_TASK TO COMPLETE:_ Every entry below must appear again, exactly as written.

_MATERIAL SHOWN:_
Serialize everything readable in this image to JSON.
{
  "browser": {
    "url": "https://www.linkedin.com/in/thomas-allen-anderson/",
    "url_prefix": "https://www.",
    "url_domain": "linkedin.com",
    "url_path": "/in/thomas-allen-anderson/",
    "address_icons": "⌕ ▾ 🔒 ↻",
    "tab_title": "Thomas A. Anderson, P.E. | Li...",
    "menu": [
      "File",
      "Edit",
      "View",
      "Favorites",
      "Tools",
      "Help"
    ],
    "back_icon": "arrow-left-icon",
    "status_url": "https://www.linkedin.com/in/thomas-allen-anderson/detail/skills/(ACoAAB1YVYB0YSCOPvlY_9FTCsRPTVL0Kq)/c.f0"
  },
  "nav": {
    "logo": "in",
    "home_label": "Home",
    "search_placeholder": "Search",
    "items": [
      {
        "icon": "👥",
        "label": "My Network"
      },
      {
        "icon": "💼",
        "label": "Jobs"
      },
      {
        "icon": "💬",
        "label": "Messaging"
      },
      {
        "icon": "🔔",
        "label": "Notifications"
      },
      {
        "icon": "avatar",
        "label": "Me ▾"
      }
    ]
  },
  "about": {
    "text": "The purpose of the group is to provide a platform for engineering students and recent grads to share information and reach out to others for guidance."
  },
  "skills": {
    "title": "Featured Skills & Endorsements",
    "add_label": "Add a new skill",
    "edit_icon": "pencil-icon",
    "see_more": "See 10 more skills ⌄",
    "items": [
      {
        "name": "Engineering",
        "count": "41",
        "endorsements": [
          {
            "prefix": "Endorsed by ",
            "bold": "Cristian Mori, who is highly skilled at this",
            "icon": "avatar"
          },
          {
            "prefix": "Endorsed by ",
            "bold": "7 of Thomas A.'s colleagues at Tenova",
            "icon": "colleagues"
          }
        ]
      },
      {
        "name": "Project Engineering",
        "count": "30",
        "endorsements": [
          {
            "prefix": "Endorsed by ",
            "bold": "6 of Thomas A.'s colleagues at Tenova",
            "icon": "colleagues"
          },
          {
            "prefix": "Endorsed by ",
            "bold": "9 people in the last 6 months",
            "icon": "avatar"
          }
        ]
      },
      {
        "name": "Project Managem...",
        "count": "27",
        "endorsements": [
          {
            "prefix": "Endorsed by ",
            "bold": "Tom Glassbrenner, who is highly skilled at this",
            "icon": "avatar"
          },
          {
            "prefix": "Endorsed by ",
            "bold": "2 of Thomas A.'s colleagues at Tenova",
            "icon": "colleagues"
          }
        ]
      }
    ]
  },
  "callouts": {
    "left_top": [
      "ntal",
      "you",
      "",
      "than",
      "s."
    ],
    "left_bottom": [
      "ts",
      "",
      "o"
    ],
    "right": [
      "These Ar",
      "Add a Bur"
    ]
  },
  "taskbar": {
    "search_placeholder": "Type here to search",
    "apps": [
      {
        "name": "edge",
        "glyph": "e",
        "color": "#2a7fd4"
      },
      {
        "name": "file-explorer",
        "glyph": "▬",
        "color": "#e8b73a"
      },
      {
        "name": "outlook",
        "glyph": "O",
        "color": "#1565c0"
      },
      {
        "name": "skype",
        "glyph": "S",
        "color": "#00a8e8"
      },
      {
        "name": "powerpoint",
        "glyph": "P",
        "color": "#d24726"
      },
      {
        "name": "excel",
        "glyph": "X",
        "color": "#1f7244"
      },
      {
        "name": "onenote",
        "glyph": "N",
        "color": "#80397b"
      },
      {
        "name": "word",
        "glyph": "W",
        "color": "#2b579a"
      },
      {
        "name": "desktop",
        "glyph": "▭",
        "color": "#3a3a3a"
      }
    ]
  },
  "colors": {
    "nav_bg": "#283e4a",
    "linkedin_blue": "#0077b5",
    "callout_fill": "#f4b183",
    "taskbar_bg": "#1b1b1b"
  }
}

_ANSWER FOR THIS EXERCISE:_
Serialize everything readable in this image to JSON.
{
  "browser": {
    "url": "https://www.linkedin.com/in/thomas-allen-anderson/",
    "url_prefix": "https://www.",
    "url_domain": "linkedin.com",
    "url_path": "/in/thomas-allen-anderson/",
    "address_icons": "⌕ ▾ 🔒 ↻",
    "tab_title": "Thomas A. Anderson, P.E. | Li...",
    "menu": [
      "File",
      "Edit",
      "View",
      "Favorites",
      "Tools",
      "Help"
    ],
    "back_icon": "arrow-left-icon",
    "status_url": "https://www.linkedin.com/in/thomas-allen-anderson/detail/skills/(ACoAAB1YVYB0YSCOPvlY_9FTCsRPTVL0Kq)/c.f0"
  },
  "nav": {
    "logo": "in",
    "home_label": "Home",
    "search_placeholder": "Search",
    "items": [
      {
        "icon": "👥",
        "label": "My Network"
      },
      {
        "icon": "💼",
        "label": "Jobs"
      },
      {
        "icon": "💬",
        "label": "Messaging"
      },
      {
        "icon": "🔔",
        "label": "Notifications"
      },
      {
        "icon": "avatar",
        "label": "Me ▾"
      }
    ]
  },
  "about": {
    "text": "The purpose of the group is to provide a platform for engineering students and recent grads to share information and reach out to others for guidance."
  },
  "skills": {
    "title": "Featured Skills & Endorsements",
    "add_label": "Add a new skill",
    "edit_icon": "pencil-icon",
    "see_more": "See 10 more skills ⌄",
    "items": [
      {
        "name": "Engineering",
        "count": "41",
        "endorsements": [
          {
            "prefix": "Endorsed by ",
            "bold": "Cristian Mori, who is highly skilled at this",
            "icon": "avatar"
          },
          {
            "prefix": "Endorsed by ",
            "bold": "7 of Thomas A.'s colleagues at Tenova",
            "icon": "colleagues"
          }
        ]
      },
      {
        "name": "Project Engineering",
        "count": "30",
        "endorsements": [
          {
            "prefix": "Endorsed by ",
            "bold": "6 of Thomas A.'s colleagues at Tenova",
            "icon": "colleagues"
          },
          {
            "prefix": "Endorsed by ",
            "bold": "9 people in the last 6 months",
            "icon": "avatar"
          }
        ]
      },
      {
        "name": "Project Managem...",
        "count": "27",
        "endorsements": [
          {
            "prefix": "Endorsed by ",
            "bold": "Tom Glassbrenner, who is highly skilled at this",
            "icon": "avatar"
          },
          {
            "prefix": "Endorsed by ",
            "bold": "2 of Thomas A.'s colleagues at Tenova",
            "icon": "colleagues"
          }
        ]
      }
    ]
  },
  "callouts": {
    "left_top": [
      "ntal",
      "you",
      "",
      "than",
      "s."
    ],
    "left_bottom": [
      "ts",
      "",
      "o"
    ],
    "right": [
      "These Ar",
      "Add a Bur"
    ]
  },
  "taskbar": {
    "search_placeholder": "Type here to search",
    "apps": [
      {
        "name": "edge",
        "glyph": "e",
        "color": "#2a7fd4"
      },
      {
        "name": "file-explorer",
        "glyph": "▬",
        "color": "#e8b73a"
      },
      {
        "name": "outlook",
        "glyph": "O",
        "color": "#1565c0"
      },
      {
        "name": "skype",
        "glyph": "S",
        "color": "#00a8e8"
      },
      {
        "name": "powerpoint",
        "glyph": "P",
        "color": "#d24726"
      },
      {
        "name": "excel",
        "glyph": "X",
        "color": "#1f7244"
      },
      {
        "name": "onenote",
        "glyph": "N",
        "color": "#80397b"
      },
      {
        "name": "word",
        "glyph": "W",
        "color": "#2b579a"
      },
      {
        "name": "desktop",
        "glyph": "▭",
        "color": "#3a3a3a"
      }
    ]
  },
  "colors": {
    "nav_bg": "#283e4a",
    "linkedin_blue": "#0077b5",
    "callout_fill": "#f4b183",
    "taskbar_bg": "#1b1b1b"
  }
}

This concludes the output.